- [Given instruction]: Using the listing below, select the lines with the word "JSON" and copy them.

- [Information provided]:

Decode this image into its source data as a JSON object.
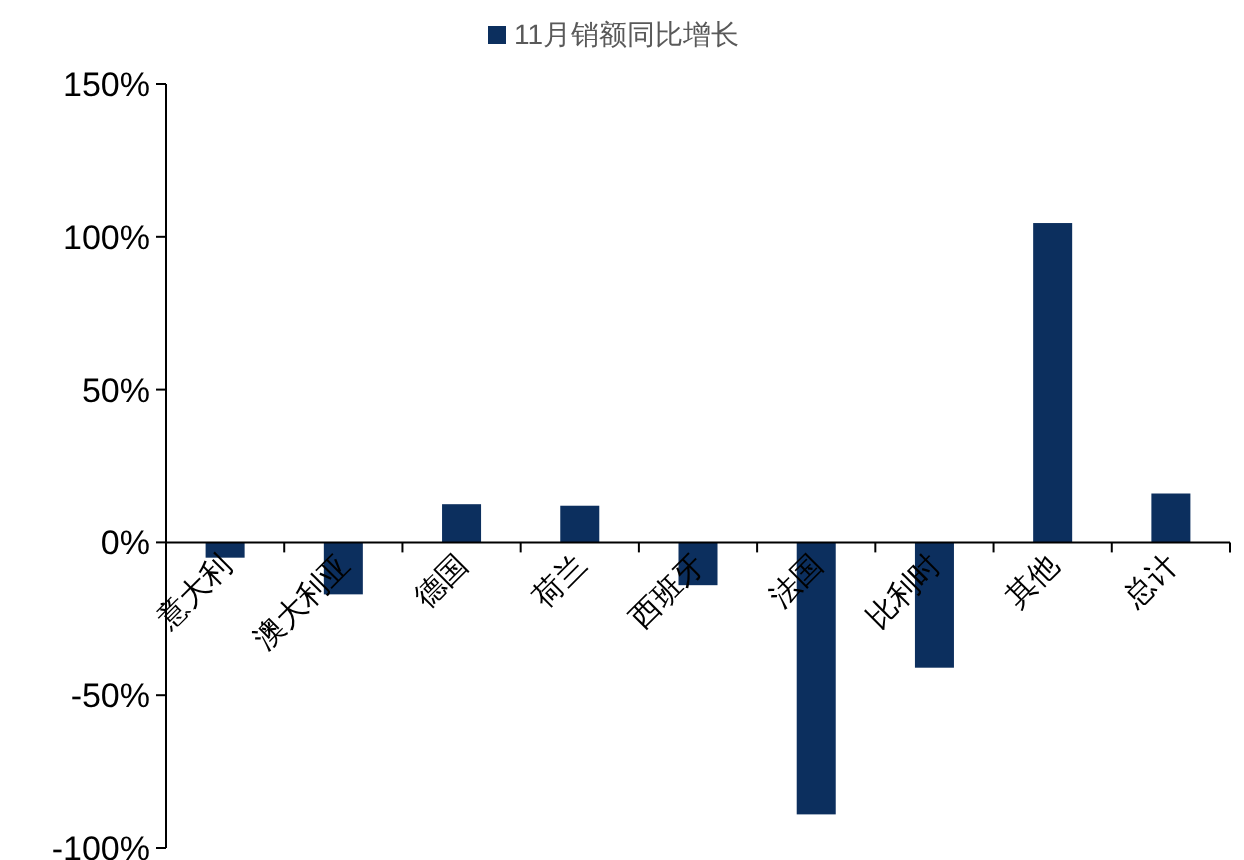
{
  "chart_data": {
    "type": "bar",
    "categories": [
      "意大利",
      "澳大利亚",
      "德国",
      "荷兰",
      "西班牙",
      "法国",
      "比利时",
      "其他",
      "总计"
    ],
    "series": [
      {
        "name": "11月销额同比增长",
        "color": "#0c2f5e",
        "values": [
          -5,
          -17,
          12.5,
          12,
          -14,
          -89,
          -41,
          104.5,
          16
        ]
      }
    ],
    "ylim": [
      -100,
      150
    ],
    "yticks": [
      {
        "value": -100,
        "label": "-100%"
      },
      {
        "value": -50,
        "label": "-50%"
      },
      {
        "value": 0,
        "label": "0%"
      },
      {
        "value": 50,
        "label": "50%"
      },
      {
        "value": 100,
        "label": "100%"
      },
      {
        "value": 150,
        "label": "150%"
      }
    ],
    "grid": false,
    "legend": "top"
  }
}
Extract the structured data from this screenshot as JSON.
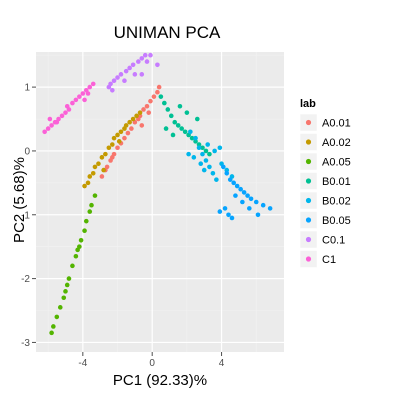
{
  "chart_data": {
    "type": "scatter",
    "title": "UNIMAN PCA",
    "xlabel": "PC1 (92.33)%",
    "ylabel": "PC2 (5.68)%",
    "xlim": [
      -6.7,
      7.6
    ],
    "ylim": [
      -3.15,
      1.55
    ],
    "xticks": [
      -4,
      0,
      4
    ],
    "yticks": [
      1,
      0,
      -1,
      -2,
      -3
    ],
    "grid": true,
    "legend": {
      "title": "lab",
      "position": "right"
    },
    "series": [
      {
        "name": "A0.01",
        "color": "#F8766D",
        "points": [
          [
            -2.9,
            -0.4
          ],
          [
            -2.7,
            -0.3
          ],
          [
            -2.6,
            -0.25
          ],
          [
            -2.4,
            -0.15
          ],
          [
            -2.3,
            -0.1
          ],
          [
            -2.2,
            -0.05
          ],
          [
            -2.0,
            0.05
          ],
          [
            -1.8,
            0.12
          ],
          [
            -1.6,
            0.2
          ],
          [
            -1.4,
            0.28
          ],
          [
            -1.2,
            0.35
          ],
          [
            -1.0,
            0.45
          ],
          [
            -0.8,
            0.5
          ],
          [
            -0.7,
            0.55
          ],
          [
            -0.5,
            0.65
          ],
          [
            -0.3,
            0.7
          ],
          [
            -0.1,
            0.78
          ],
          [
            0.1,
            0.85
          ],
          [
            0.3,
            0.92
          ],
          [
            0.4,
            1.0
          ],
          [
            -0.2,
            0.6
          ],
          [
            -0.6,
            0.4
          ]
        ]
      },
      {
        "name": "A0.02",
        "color": "#C49A00",
        "points": [
          [
            -3.9,
            -0.55
          ],
          [
            -3.7,
            -0.5
          ],
          [
            -3.6,
            -0.4
          ],
          [
            -3.4,
            -0.35
          ],
          [
            -3.3,
            -0.25
          ],
          [
            -3.1,
            -0.2
          ],
          [
            -2.9,
            -0.1
          ],
          [
            -2.7,
            -0.05
          ],
          [
            -2.5,
            0.05
          ],
          [
            -2.3,
            0.1
          ],
          [
            -2.2,
            0.2
          ],
          [
            -2.0,
            0.25
          ],
          [
            -1.8,
            0.3
          ],
          [
            -1.6,
            0.35
          ],
          [
            -1.5,
            0.4
          ],
          [
            -1.3,
            0.45
          ],
          [
            -1.1,
            0.5
          ],
          [
            -0.9,
            0.55
          ],
          [
            -0.7,
            0.6
          ],
          [
            -2.8,
            -0.3
          ],
          [
            -1.9,
            0.15
          ]
        ]
      },
      {
        "name": "A0.05",
        "color": "#53B400",
        "points": [
          [
            -5.8,
            -2.85
          ],
          [
            -5.7,
            -2.75
          ],
          [
            -5.5,
            -2.6
          ],
          [
            -5.3,
            -2.45
          ],
          [
            -5.1,
            -2.3
          ],
          [
            -4.9,
            -2.1
          ],
          [
            -4.8,
            -2.0
          ],
          [
            -4.6,
            -1.8
          ],
          [
            -4.4,
            -1.65
          ],
          [
            -4.3,
            -1.55
          ],
          [
            -4.1,
            -1.4
          ],
          [
            -3.9,
            -1.25
          ],
          [
            -3.8,
            -1.1
          ],
          [
            -3.6,
            -0.95
          ],
          [
            -3.5,
            -0.85
          ],
          [
            -3.3,
            -0.7
          ],
          [
            -5.0,
            -2.2
          ],
          [
            -4.2,
            -1.5
          ]
        ]
      },
      {
        "name": "B0.01",
        "color": "#00C094",
        "points": [
          [
            0.5,
            0.85
          ],
          [
            0.7,
            0.75
          ],
          [
            0.9,
            0.65
          ],
          [
            1.1,
            0.55
          ],
          [
            1.3,
            0.45
          ],
          [
            1.5,
            0.4
          ],
          [
            1.7,
            0.35
          ],
          [
            1.9,
            0.3
          ],
          [
            2.1,
            0.25
          ],
          [
            2.3,
            0.2
          ],
          [
            2.5,
            0.15
          ],
          [
            2.7,
            0.1
          ],
          [
            2.9,
            0.05
          ],
          [
            3.1,
            0.0
          ],
          [
            1.2,
            0.25
          ],
          [
            0.8,
            0.35
          ],
          [
            2.0,
            0.6
          ],
          [
            2.6,
            0.5
          ],
          [
            3.3,
            -0.05
          ],
          [
            1.6,
            0.7
          ]
        ]
      },
      {
        "name": "B0.02",
        "color": "#00B6EB",
        "points": [
          [
            2.2,
            0.3
          ],
          [
            2.5,
            0.2
          ],
          [
            2.7,
            0.05
          ],
          [
            2.9,
            -0.05
          ],
          [
            3.1,
            -0.15
          ],
          [
            3.3,
            -0.25
          ],
          [
            3.5,
            -0.35
          ],
          [
            3.7,
            -0.45
          ],
          [
            2.4,
            -0.1
          ],
          [
            2.8,
            -0.2
          ],
          [
            3.2,
            0.1
          ],
          [
            3.6,
            0.0
          ],
          [
            4.0,
            -0.2
          ],
          [
            4.3,
            -0.3
          ],
          [
            4.6,
            -0.4
          ],
          [
            2.1,
            -0.05
          ],
          [
            3.0,
            -0.3
          ],
          [
            3.9,
            0.05
          ]
        ]
      },
      {
        "name": "B0.05",
        "color": "#06A4FF",
        "points": [
          [
            4.1,
            -0.25
          ],
          [
            4.3,
            -0.35
          ],
          [
            4.5,
            -0.45
          ],
          [
            4.7,
            -0.5
          ],
          [
            4.9,
            -0.55
          ],
          [
            5.1,
            -0.6
          ],
          [
            5.3,
            -0.65
          ],
          [
            5.5,
            -0.7
          ],
          [
            5.7,
            -0.75
          ],
          [
            6.0,
            -0.8
          ],
          [
            6.4,
            -0.85
          ],
          [
            6.8,
            -0.9
          ],
          [
            4.2,
            -0.9
          ],
          [
            4.4,
            -1.0
          ],
          [
            4.6,
            -1.05
          ],
          [
            3.9,
            -0.95
          ],
          [
            4.8,
            -0.7
          ],
          [
            5.2,
            -0.8
          ],
          [
            5.6,
            -0.9
          ],
          [
            6.1,
            -1.0
          ]
        ]
      },
      {
        "name": "C0.1",
        "color": "#C77CFF",
        "points": [
          [
            -2.5,
            1.0
          ],
          [
            -2.4,
            1.05
          ],
          [
            -2.2,
            1.1
          ],
          [
            -2.0,
            1.15
          ],
          [
            -1.8,
            1.2
          ],
          [
            -1.5,
            1.25
          ],
          [
            -1.3,
            1.3
          ],
          [
            -1.1,
            1.35
          ],
          [
            -0.8,
            1.4
          ],
          [
            -0.6,
            1.45
          ],
          [
            -0.4,
            1.5
          ],
          [
            0.3,
            1.35
          ],
          [
            -0.3,
            1.4
          ],
          [
            -1.0,
            1.2
          ],
          [
            -2.3,
            0.95
          ],
          [
            -0.1,
            1.5
          ],
          [
            -0.6,
            1.2
          ],
          [
            -1.6,
            1.1
          ]
        ]
      },
      {
        "name": "C1",
        "color": "#FB61D7",
        "points": [
          [
            -6.2,
            0.3
          ],
          [
            -6.0,
            0.35
          ],
          [
            -5.8,
            0.4
          ],
          [
            -5.6,
            0.45
          ],
          [
            -5.4,
            0.5
          ],
          [
            -5.2,
            0.55
          ],
          [
            -5.0,
            0.6
          ],
          [
            -4.8,
            0.65
          ],
          [
            -4.6,
            0.75
          ],
          [
            -4.4,
            0.8
          ],
          [
            -4.2,
            0.85
          ],
          [
            -4.0,
            0.9
          ],
          [
            -3.8,
            0.95
          ],
          [
            -3.6,
            1.0
          ],
          [
            -3.4,
            1.05
          ],
          [
            -5.9,
            0.5
          ],
          [
            -4.9,
            0.7
          ],
          [
            -3.9,
            0.8
          ],
          [
            -3.7,
            0.9
          ],
          [
            -5.5,
            0.45
          ]
        ]
      }
    ]
  }
}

- [Written solution]:
Decode this image into its source data as a JSON object.
Extract the structured data from this screenshot as JSON.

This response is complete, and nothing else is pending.